-- Written instruction --
Where a line holds the word "output", copy that line.

Dataset listings of figures
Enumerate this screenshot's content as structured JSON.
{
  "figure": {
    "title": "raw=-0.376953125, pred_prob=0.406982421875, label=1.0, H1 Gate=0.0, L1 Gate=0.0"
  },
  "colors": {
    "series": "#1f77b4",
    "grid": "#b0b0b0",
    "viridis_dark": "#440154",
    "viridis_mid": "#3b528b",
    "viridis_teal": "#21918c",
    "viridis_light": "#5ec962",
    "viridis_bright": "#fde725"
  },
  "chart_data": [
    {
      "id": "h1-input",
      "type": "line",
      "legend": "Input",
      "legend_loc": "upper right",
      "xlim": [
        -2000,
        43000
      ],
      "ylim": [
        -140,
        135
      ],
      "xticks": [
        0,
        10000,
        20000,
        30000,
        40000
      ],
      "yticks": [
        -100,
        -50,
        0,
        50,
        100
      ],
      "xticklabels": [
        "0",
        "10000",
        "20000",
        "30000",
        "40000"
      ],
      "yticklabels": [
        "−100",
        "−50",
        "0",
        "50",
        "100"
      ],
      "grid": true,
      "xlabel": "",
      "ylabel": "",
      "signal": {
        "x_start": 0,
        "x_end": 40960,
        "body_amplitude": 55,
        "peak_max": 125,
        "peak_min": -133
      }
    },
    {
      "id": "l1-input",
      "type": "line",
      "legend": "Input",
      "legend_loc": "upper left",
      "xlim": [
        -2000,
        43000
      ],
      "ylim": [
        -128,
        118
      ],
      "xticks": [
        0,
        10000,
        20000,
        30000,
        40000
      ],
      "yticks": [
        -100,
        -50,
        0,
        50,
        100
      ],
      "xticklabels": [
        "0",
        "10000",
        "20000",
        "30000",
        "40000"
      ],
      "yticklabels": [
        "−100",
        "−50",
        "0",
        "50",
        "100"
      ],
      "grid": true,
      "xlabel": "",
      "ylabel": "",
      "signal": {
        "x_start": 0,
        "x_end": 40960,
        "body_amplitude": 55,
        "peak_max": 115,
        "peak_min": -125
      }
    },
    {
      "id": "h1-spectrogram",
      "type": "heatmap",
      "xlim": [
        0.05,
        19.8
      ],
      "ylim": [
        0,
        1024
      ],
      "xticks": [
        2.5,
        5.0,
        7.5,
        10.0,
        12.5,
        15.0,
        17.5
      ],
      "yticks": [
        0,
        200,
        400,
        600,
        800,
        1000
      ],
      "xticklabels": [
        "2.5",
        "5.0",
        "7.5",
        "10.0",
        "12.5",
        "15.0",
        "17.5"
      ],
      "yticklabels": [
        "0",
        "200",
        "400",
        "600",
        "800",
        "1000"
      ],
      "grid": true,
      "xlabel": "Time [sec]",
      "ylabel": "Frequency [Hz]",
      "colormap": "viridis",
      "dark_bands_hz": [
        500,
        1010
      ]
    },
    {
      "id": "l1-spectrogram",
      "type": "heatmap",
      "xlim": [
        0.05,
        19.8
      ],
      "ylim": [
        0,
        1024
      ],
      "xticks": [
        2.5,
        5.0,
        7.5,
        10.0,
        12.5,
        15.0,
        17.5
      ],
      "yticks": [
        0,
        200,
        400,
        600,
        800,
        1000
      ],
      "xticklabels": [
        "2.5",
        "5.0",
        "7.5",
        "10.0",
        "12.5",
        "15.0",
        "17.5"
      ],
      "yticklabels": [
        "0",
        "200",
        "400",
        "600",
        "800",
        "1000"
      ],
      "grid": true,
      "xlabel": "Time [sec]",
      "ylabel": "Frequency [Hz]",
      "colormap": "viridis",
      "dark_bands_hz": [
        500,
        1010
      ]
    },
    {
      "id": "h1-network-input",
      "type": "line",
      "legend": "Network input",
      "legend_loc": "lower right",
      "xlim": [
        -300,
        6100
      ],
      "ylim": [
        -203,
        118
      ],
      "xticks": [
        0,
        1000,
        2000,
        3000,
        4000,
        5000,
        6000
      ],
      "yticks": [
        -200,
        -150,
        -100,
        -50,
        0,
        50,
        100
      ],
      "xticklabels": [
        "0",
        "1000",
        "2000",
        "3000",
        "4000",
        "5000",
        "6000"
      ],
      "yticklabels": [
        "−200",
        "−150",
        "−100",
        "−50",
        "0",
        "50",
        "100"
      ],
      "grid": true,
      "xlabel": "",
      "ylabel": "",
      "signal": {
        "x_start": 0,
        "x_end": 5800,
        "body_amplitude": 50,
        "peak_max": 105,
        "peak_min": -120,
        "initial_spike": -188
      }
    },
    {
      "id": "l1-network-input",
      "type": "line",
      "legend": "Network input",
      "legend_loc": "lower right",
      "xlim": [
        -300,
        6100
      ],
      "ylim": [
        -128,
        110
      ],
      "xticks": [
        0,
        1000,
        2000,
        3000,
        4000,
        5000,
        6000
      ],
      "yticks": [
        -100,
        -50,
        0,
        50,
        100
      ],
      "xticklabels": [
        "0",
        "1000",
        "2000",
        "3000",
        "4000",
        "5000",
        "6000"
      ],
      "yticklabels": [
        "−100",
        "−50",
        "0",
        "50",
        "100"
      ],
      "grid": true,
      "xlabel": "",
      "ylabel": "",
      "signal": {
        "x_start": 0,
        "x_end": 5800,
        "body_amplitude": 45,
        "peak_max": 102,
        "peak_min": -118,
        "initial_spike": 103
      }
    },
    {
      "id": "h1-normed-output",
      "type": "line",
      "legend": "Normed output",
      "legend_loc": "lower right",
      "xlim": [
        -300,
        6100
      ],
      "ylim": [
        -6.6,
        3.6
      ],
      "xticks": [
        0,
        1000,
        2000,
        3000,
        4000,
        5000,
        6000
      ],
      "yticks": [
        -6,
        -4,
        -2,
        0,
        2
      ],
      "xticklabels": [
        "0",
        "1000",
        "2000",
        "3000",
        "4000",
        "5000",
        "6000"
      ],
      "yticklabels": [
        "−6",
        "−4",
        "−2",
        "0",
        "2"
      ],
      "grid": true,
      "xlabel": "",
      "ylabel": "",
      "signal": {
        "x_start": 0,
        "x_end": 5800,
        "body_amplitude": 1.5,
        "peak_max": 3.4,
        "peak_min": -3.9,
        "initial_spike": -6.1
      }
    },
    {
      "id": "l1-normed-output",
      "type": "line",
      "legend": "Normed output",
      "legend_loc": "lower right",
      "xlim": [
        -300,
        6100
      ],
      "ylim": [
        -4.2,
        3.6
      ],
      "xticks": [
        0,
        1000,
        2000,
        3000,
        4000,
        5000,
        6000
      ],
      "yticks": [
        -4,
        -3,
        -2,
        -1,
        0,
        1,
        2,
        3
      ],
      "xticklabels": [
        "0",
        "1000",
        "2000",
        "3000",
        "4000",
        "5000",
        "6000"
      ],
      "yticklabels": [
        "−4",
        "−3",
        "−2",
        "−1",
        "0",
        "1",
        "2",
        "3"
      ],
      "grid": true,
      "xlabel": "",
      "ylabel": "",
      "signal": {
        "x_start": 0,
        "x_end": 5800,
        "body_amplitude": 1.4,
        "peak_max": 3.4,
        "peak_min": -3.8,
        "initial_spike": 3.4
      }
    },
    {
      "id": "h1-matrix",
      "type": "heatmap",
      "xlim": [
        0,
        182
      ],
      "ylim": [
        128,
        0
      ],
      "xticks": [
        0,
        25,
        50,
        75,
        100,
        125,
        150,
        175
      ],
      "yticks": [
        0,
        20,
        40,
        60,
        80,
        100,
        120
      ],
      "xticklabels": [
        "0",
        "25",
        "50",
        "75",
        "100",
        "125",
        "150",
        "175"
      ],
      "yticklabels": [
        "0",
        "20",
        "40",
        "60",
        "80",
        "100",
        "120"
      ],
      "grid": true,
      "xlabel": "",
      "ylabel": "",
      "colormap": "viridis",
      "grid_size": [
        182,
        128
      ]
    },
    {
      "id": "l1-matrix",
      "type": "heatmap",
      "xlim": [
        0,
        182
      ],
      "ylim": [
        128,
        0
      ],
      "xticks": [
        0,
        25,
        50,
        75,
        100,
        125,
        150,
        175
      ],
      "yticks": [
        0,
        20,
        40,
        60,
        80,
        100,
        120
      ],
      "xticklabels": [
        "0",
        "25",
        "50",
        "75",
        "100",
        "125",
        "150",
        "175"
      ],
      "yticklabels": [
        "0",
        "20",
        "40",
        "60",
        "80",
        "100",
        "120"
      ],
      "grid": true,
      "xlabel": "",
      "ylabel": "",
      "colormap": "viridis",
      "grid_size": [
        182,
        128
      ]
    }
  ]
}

-- Written reply --
      "id": "h1-normed-output",
      "legend": "Normed output",
      "id": "l1-normed-output",
      "legend": "Normed output",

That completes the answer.